Reproduce the listing below verbatim, starting at its first line and ending at the line that contains "legend-entry-xtropicalis: xtropicalis <box>1114", with both of those lines included.

Layout annotation data
****
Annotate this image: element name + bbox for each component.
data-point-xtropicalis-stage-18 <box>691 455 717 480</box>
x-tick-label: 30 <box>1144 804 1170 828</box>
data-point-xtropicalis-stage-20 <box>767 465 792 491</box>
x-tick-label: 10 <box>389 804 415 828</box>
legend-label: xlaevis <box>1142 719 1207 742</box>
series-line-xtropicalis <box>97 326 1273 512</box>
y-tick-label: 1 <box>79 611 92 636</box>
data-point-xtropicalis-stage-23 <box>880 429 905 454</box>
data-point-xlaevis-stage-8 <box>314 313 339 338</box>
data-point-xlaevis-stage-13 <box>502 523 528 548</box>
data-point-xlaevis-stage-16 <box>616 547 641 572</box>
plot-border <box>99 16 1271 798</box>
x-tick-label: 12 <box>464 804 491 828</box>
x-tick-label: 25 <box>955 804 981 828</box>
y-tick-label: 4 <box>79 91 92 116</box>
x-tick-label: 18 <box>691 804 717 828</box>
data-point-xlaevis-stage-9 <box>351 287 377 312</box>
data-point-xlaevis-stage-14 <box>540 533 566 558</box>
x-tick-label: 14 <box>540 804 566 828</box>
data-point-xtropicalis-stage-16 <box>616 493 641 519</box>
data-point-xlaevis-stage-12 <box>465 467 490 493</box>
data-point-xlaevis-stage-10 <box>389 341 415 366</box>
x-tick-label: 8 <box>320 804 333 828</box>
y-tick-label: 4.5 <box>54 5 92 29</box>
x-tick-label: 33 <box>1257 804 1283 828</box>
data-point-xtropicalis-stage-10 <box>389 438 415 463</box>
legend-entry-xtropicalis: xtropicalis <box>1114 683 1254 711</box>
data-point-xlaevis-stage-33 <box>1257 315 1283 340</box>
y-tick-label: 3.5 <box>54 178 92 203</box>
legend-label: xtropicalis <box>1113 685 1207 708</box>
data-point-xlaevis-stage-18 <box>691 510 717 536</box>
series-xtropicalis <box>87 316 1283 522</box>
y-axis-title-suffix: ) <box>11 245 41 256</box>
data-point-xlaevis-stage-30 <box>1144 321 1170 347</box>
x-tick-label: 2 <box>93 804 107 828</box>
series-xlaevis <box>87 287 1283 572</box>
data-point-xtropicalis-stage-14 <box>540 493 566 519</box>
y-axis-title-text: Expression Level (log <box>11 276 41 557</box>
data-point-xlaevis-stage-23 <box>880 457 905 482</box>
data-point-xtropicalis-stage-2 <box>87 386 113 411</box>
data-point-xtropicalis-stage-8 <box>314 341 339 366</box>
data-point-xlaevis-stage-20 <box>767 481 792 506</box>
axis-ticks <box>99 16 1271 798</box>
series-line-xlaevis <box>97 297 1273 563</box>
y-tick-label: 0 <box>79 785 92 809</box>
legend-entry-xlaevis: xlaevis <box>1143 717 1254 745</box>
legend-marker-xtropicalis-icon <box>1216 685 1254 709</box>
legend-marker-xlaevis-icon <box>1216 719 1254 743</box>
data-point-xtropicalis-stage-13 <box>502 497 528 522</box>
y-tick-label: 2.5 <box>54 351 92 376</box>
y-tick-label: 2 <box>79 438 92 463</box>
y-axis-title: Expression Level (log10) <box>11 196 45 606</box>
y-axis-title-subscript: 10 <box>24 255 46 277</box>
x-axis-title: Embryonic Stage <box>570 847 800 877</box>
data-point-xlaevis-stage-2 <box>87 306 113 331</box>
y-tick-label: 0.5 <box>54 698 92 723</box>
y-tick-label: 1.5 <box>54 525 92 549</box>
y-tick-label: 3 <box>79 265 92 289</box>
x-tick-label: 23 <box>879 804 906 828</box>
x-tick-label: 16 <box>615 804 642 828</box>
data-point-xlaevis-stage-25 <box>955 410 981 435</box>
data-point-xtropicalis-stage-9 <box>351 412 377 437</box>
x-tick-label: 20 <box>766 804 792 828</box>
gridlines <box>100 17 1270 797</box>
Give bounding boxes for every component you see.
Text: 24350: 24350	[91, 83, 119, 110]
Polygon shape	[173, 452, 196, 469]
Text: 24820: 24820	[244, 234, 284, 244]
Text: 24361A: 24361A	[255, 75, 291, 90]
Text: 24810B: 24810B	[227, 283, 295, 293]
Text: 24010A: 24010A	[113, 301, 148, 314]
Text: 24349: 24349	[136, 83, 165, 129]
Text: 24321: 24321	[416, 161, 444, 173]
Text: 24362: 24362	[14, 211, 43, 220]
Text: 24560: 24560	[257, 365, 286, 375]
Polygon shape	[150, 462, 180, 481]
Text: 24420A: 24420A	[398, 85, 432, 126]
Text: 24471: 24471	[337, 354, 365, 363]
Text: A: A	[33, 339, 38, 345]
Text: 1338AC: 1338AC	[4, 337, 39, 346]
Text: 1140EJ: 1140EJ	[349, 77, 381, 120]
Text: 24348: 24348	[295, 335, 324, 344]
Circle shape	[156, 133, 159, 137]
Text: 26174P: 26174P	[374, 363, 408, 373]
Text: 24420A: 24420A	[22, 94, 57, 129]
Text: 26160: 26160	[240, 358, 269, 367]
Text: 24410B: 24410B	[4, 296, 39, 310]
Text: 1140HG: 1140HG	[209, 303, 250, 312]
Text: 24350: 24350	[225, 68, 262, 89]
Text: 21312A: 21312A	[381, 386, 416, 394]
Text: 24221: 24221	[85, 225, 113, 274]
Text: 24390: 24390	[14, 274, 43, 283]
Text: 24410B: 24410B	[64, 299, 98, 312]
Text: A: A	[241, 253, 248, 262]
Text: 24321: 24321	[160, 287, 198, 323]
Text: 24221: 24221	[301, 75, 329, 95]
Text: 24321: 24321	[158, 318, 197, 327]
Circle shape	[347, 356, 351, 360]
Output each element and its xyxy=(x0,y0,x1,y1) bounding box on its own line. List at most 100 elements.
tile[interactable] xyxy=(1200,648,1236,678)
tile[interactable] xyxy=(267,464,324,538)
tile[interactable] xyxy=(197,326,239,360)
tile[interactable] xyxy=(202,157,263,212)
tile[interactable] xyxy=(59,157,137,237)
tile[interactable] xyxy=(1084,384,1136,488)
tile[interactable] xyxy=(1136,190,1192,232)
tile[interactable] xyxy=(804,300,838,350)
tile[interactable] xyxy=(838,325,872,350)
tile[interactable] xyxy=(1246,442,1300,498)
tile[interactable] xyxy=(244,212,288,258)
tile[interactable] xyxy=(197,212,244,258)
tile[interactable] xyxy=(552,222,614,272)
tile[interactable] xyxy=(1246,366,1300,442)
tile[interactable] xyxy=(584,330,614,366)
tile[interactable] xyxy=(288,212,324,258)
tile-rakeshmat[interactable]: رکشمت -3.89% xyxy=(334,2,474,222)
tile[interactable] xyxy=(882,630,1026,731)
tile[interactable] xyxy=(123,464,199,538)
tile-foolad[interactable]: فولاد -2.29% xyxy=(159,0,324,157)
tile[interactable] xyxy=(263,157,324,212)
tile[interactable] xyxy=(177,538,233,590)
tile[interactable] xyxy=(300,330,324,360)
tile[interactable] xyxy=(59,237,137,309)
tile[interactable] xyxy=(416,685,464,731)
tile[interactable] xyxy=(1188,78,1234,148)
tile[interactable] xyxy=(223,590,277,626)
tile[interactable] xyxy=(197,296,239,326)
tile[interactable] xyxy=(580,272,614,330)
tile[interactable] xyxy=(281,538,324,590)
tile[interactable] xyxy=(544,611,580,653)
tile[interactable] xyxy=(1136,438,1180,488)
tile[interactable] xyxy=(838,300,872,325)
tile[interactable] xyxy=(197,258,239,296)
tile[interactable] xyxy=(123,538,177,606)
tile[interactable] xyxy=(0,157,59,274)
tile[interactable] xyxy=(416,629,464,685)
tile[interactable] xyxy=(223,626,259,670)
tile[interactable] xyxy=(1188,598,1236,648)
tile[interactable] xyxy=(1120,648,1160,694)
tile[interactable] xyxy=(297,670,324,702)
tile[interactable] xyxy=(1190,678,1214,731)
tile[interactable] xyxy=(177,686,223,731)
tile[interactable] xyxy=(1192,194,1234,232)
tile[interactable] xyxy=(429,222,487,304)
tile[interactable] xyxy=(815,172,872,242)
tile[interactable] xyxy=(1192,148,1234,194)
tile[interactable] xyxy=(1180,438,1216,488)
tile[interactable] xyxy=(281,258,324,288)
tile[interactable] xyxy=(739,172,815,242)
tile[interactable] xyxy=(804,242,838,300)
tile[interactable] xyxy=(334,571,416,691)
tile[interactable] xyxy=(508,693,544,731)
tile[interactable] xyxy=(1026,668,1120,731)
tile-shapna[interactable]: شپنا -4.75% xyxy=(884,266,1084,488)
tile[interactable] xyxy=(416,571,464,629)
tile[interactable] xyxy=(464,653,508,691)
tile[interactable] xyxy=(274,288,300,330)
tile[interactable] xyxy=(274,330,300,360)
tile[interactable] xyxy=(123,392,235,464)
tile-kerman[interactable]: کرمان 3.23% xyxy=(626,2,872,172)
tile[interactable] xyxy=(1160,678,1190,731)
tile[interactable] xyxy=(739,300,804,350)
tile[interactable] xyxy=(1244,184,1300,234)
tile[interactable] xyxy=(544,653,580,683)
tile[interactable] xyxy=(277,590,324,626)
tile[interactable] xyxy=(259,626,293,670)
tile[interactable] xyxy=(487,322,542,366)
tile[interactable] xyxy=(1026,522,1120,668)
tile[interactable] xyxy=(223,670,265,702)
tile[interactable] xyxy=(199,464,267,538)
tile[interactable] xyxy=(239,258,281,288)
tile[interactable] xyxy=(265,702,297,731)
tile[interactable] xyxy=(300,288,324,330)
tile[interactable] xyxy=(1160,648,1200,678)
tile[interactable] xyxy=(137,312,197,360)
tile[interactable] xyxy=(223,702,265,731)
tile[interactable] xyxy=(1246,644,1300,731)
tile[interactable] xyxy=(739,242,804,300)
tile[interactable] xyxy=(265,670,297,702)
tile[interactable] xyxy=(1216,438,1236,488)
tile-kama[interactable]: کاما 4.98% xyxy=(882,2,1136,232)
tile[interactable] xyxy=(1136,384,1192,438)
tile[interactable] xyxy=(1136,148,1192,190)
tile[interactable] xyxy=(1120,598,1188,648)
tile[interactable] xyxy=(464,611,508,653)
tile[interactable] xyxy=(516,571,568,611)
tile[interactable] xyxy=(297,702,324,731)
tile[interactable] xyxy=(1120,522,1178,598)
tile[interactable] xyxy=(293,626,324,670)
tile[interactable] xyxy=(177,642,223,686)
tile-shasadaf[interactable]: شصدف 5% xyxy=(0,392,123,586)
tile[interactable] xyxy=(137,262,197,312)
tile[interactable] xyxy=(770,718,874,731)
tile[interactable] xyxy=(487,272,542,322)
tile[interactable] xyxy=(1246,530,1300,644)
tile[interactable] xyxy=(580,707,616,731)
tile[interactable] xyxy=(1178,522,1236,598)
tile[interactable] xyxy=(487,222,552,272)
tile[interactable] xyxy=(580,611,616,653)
****
__WRITTEN ANSWER__:
Annotate this image: element name + bbox for each component.
data-point-xtropicalis-stage-18 <box>691 455 717 480</box>
x-tick-label: 30 <box>1144 804 1170 828</box>
data-point-xtropicalis-stage-20 <box>767 465 792 491</box>
x-tick-label: 10 <box>389 804 415 828</box>
legend-label: xlaevis <box>1142 719 1207 742</box>
series-line-xtropicalis <box>97 326 1273 512</box>
y-tick-label: 1 <box>79 611 92 636</box>
data-point-xtropicalis-stage-23 <box>880 429 905 454</box>
data-point-xlaevis-stage-8 <box>314 313 339 338</box>
data-point-xlaevis-stage-13 <box>502 523 528 548</box>
data-point-xlaevis-stage-16 <box>616 547 641 572</box>
plot-border <box>99 16 1271 798</box>
x-tick-label: 12 <box>464 804 491 828</box>
x-tick-label: 25 <box>955 804 981 828</box>
y-tick-label: 4 <box>79 91 92 116</box>
x-tick-label: 18 <box>691 804 717 828</box>
data-point-xlaevis-stage-9 <box>351 287 377 312</box>
data-point-xlaevis-stage-14 <box>540 533 566 558</box>
x-tick-label: 14 <box>540 804 566 828</box>
data-point-xtropicalis-stage-16 <box>616 493 641 519</box>
data-point-xlaevis-stage-12 <box>465 467 490 493</box>
data-point-xlaevis-stage-10 <box>389 341 415 366</box>
x-tick-label: 8 <box>320 804 333 828</box>
y-tick-label: 4.5 <box>54 5 92 29</box>
x-tick-label: 33 <box>1257 804 1283 828</box>
data-point-xtropicalis-stage-10 <box>389 438 415 463</box>
legend-entry-xtropicalis: xtropicalis <box>1114 683 1254 711</box>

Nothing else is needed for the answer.